DIRECTIVE: Images must not appear in your copy; reproduce every other part of the records exactly.

[Dataset excerpts]
----------------------------------------

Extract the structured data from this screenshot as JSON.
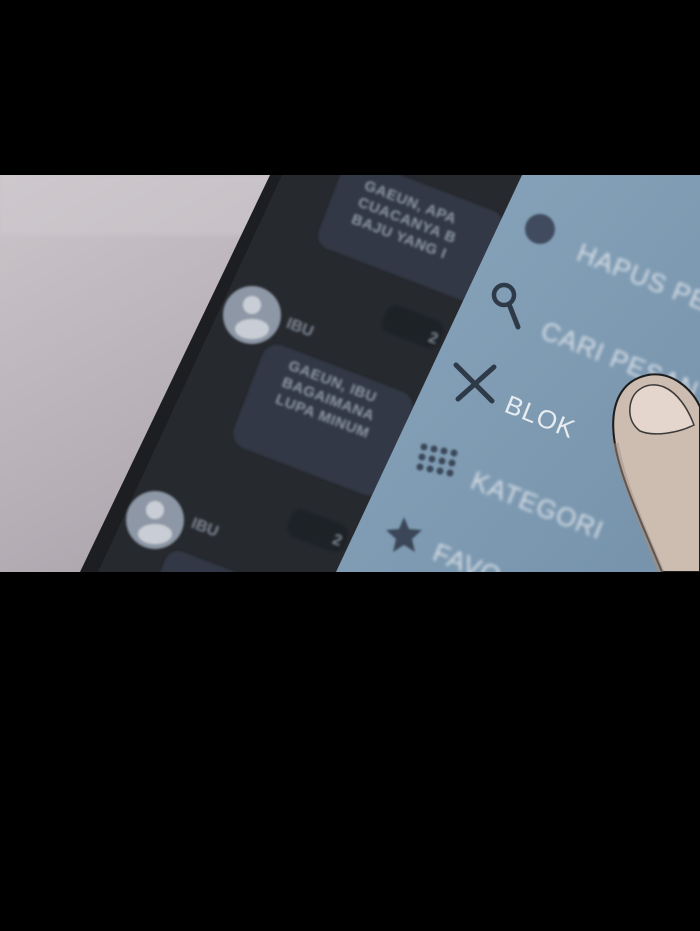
{
  "chat": {
    "top_bubble_lines": [
      "GAEUN, APA",
      "CUACANYA B",
      "BAJU YANG I"
    ],
    "sender_1": "IBU",
    "sender_1_time": "2",
    "bubble_1_lines": [
      "GAEUN, IBU",
      "BAGAIMANA",
      "LUPA MINUM"
    ],
    "sender_2": "IBU",
    "sender_2_time": "2"
  },
  "menu": {
    "items": [
      {
        "label": "HAPUS PE",
        "icon": "circle-icon"
      },
      {
        "label": "CARI PESAN",
        "icon": "search-icon"
      },
      {
        "label": "BLOK",
        "icon": "close-icon"
      },
      {
        "label": "KATEGORI",
        "icon": "grid-icon"
      },
      {
        "label": "FAVO",
        "icon": "star-icon"
      }
    ]
  },
  "colors": {
    "letterbox": "#000000",
    "menu_bg": "#7f9cb4",
    "phone_screen": "#25282d",
    "skin": "#cdbcb0"
  }
}
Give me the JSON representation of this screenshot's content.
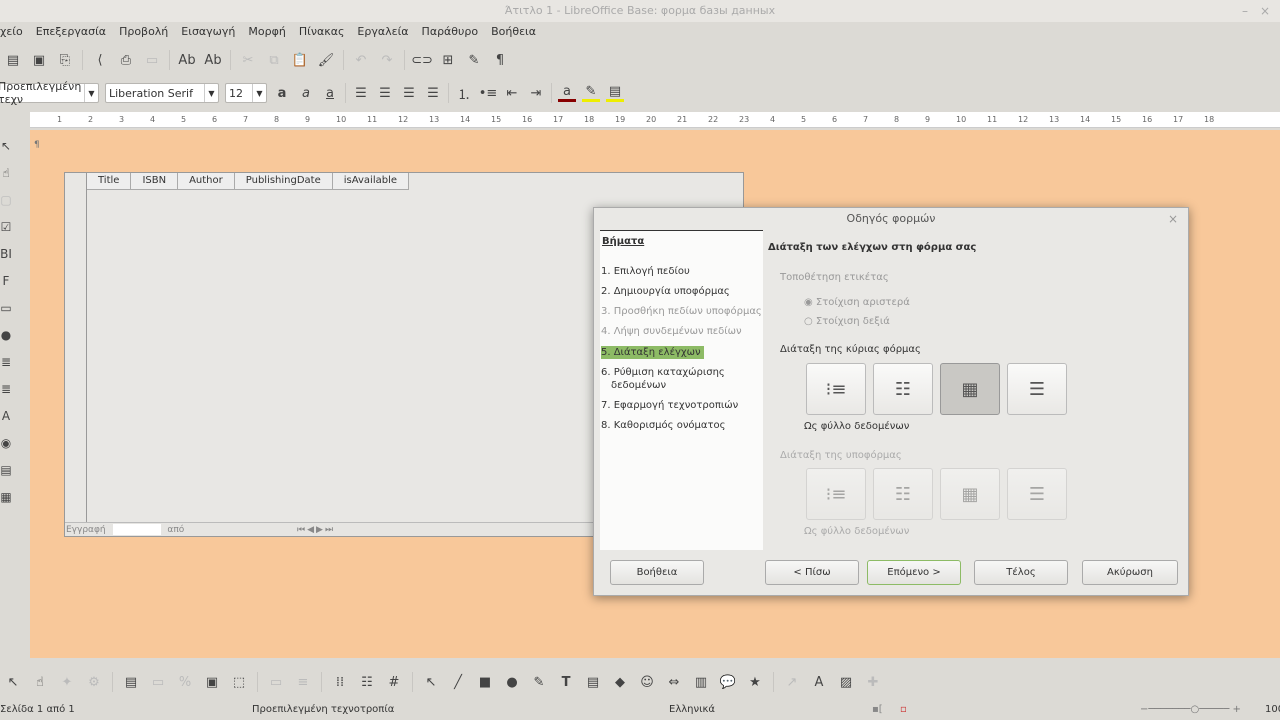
{
  "window": {
    "title": "Άτιτλο 1 - LibreOffice Base: φορμα базы данных",
    "minimize": "–",
    "close": "×"
  },
  "menu": [
    "χείο",
    "Επεξεργασία",
    "Προβολή",
    "Εισαγωγή",
    "Μορφή",
    "Πίνακας",
    "Εργαλεία",
    "Παράθυρο",
    "Βοήθεια"
  ],
  "format": {
    "style": "Προεπιλεγμένη τεχν",
    "font": "Liberation Serif",
    "size": "12"
  },
  "ruler": [
    "1",
    "2",
    "3",
    "4",
    "5",
    "6",
    "7",
    "8",
    "9",
    "10",
    "11",
    "12",
    "13",
    "14",
    "15",
    "16",
    "17",
    "18",
    "19",
    "20",
    "21",
    "22",
    "23",
    "4",
    "5",
    "6",
    "7",
    "8",
    "9",
    "10",
    "11",
    "12",
    "13",
    "14",
    "15",
    "16",
    "17",
    "18"
  ],
  "grid": {
    "columns": [
      "Title",
      "ISBN",
      "Author",
      "PublishingDate",
      "isAvailable"
    ],
    "nav_record": "Εγγραφή",
    "nav_of": "από"
  },
  "dialog": {
    "title": "Οδηγός φορμών",
    "steps_header": "Βήματα",
    "steps": [
      "1. Επιλογή πεδίου",
      "2. Δημιουργία υποφόρμας",
      "3. Προσθήκη πεδίων υποφόρμας",
      "4. Λήψη συνδεμένων πεδίων",
      "5. Διάταξη ελέγχων",
      "6. Ρύθμιση καταχώρισης δεδομένων",
      "7. Εφαρμογή τεχνοτροπιών",
      "8. Καθορισμός ονόματος"
    ],
    "active_step": 4,
    "heading": "Διάταξη των ελέγχων στη φόρμα σας",
    "label_placement": "Τοποθέτηση ετικέτας",
    "align_left": "Στοίχιση αριστερά",
    "align_right": "Στοίχιση δεξιά",
    "main_layout": "Διάταξη της κύριας φόρμας",
    "main_selected": "Ως φύλλο δεδομένων",
    "sub_layout": "Διάταξη της υποφόρμας",
    "sub_selected": "Ως φύλλο δεδομένων",
    "buttons": {
      "help": "Βοήθεια",
      "back": "< Πίσω",
      "next": "Επόμενο >",
      "finish": "Τέλος",
      "cancel": "Ακύρωση"
    }
  },
  "status": {
    "page": "Σελίδα 1 από 1",
    "style": "Προεπιλεγμένη τεχνοτροπία",
    "language": "Ελληνικά",
    "zoom": "100"
  },
  "colors": {
    "canvas": "#f8c89a",
    "active_step": "#8dbb65"
  }
}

----------------------------------------

SOLVED PROBLEM:
Extract the structured data from this screenshot as JSON.
{
  "chat": {
    "top_bubble_lines": [
      "GAEUN, APA",
      "CUACANYA B",
      "BAJU YANG I"
    ],
    "sender_1": "IBU",
    "sender_1_time": "2",
    "bubble_1_lines": [
      "GAEUN, IBU",
      "BAGAIMANA",
      "LUPA MINUM"
    ],
    "sender_2": "IBU",
    "sender_2_time": "2"
  },
  "menu": {
    "items": [
      {
        "label": "HAPUS PE",
        "icon": "circle-icon"
      },
      {
        "label": "CARI PESAN",
        "icon": "search-icon"
      },
      {
        "label": "BLOK",
        "icon": "close-icon"
      },
      {
        "label": "KATEGORI",
        "icon": "grid-icon"
      },
      {
        "label": "FAVO",
        "icon": "star-icon"
      }
    ]
  },
  "colors": {
    "letterbox": "#000000",
    "menu_bg": "#7f9cb4",
    "phone_screen": "#25282d",
    "skin": "#cdbcb0"
  }
}
Give me the JSON representation of this screenshot's content.
{
  "window": {
    "title": "Άτιτλο 1 - LibreOffice Base: φορμα базы данных",
    "minimize": "–",
    "close": "×"
  },
  "menu": [
    "χείο",
    "Επεξεργασία",
    "Προβολή",
    "Εισαγωγή",
    "Μορφή",
    "Πίνακας",
    "Εργαλεία",
    "Παράθυρο",
    "Βοήθεια"
  ],
  "format": {
    "style": "Προεπιλεγμένη τεχν",
    "font": "Liberation Serif",
    "size": "12"
  },
  "ruler": [
    "1",
    "2",
    "3",
    "4",
    "5",
    "6",
    "7",
    "8",
    "9",
    "10",
    "11",
    "12",
    "13",
    "14",
    "15",
    "16",
    "17",
    "18",
    "19",
    "20",
    "21",
    "22",
    "23",
    "4",
    "5",
    "6",
    "7",
    "8",
    "9",
    "10",
    "11",
    "12",
    "13",
    "14",
    "15",
    "16",
    "17",
    "18"
  ],
  "grid": {
    "columns": [
      "Title",
      "ISBN",
      "Author",
      "PublishingDate",
      "isAvailable"
    ],
    "nav_record": "Εγγραφή",
    "nav_of": "από"
  },
  "dialog": {
    "title": "Οδηγός φορμών",
    "steps_header": "Βήματα",
    "steps": [
      "1. Επιλογή πεδίου",
      "2. Δημιουργία υποφόρμας",
      "3. Προσθήκη πεδίων υποφόρμας",
      "4. Λήψη συνδεμένων πεδίων",
      "5. Διάταξη ελέγχων",
      "6. Ρύθμιση καταχώρισης δεδομένων",
      "7. Εφαρμογή τεχνοτροπιών",
      "8. Καθορισμός ονόματος"
    ],
    "active_step": 4,
    "heading": "Διάταξη των ελέγχων στη φόρμα σας",
    "label_placement": "Τοποθέτηση ετικέτας",
    "align_left": "Στοίχιση αριστερά",
    "align_right": "Στοίχιση δεξιά",
    "main_layout": "Διάταξη της κύριας φόρμας",
    "main_selected": "Ως φύλλο δεδομένων",
    "sub_layout": "Διάταξη της υποφόρμας",
    "sub_selected": "Ως φύλλο δεδομένων",
    "buttons": {
      "help": "Βοήθεια",
      "back": "< Πίσω",
      "next": "Επόμενο >",
      "finish": "Τέλος",
      "cancel": "Ακύρωση"
    }
  },
  "status": {
    "page": "Σελίδα 1 από 1",
    "style": "Προεπιλεγμένη τεχνοτροπία",
    "language": "Ελληνικά",
    "zoom": "100"
  },
  "colors": {
    "canvas": "#f8c89a",
    "active_step": "#8dbb65"
  }
}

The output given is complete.